>> start Records for the task

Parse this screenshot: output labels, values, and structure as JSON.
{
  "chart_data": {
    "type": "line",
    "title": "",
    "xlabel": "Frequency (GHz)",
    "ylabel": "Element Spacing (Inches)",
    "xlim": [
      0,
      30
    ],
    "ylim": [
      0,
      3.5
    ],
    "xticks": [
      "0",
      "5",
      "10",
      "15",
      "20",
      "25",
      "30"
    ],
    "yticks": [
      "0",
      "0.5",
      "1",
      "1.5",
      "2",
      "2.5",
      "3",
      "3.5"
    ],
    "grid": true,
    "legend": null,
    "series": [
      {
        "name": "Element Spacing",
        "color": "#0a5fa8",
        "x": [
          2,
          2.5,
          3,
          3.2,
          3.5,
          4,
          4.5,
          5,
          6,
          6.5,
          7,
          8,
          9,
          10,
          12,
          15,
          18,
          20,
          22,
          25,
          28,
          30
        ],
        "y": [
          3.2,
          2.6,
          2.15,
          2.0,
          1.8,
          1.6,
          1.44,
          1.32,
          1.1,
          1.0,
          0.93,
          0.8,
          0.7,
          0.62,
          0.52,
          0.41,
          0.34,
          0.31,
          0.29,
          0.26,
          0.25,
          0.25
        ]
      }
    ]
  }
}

>> end Records for the task

| Task goal |
All of the entries must be written out exactly as they stand.

| Written solution |
Parse this screenshot: output labels, values, and structure as JSON.
{
  "chart_data": {
    "type": "line",
    "title": "",
    "xlabel": "Frequency (GHz)",
    "ylabel": "Element Spacing (Inches)",
    "xlim": [
      0,
      30
    ],
    "ylim": [
      0,
      3.5
    ],
    "xticks": [
      "0",
      "5",
      "10",
      "15",
      "20",
      "25",
      "30"
    ],
    "yticks": [
      "0",
      "0.5",
      "1",
      "1.5",
      "2",
      "2.5",
      "3",
      "3.5"
    ],
    "grid": true,
    "legend": null,
    "series": [
      {
        "name": "Element Spacing",
        "color": "#0a5fa8",
        "x": [
          2,
          2.5,
          3,
          3.2,
          3.5,
          4,
          4.5,
          5,
          6,
          6.5,
          7,
          8,
          9,
          10,
          12,
          15,
          18,
          20,
          22,
          25,
          28,
          30
        ],
        "y": [
          3.2,
          2.6,
          2.15,
          2.0,
          1.8,
          1.6,
          1.44,
          1.32,
          1.1,
          1.0,
          0.93,
          0.8,
          0.7,
          0.62,
          0.52,
          0.41,
          0.34,
          0.31,
          0.29,
          0.26,
          0.25,
          0.25
        ]
      }
    ]
  }
}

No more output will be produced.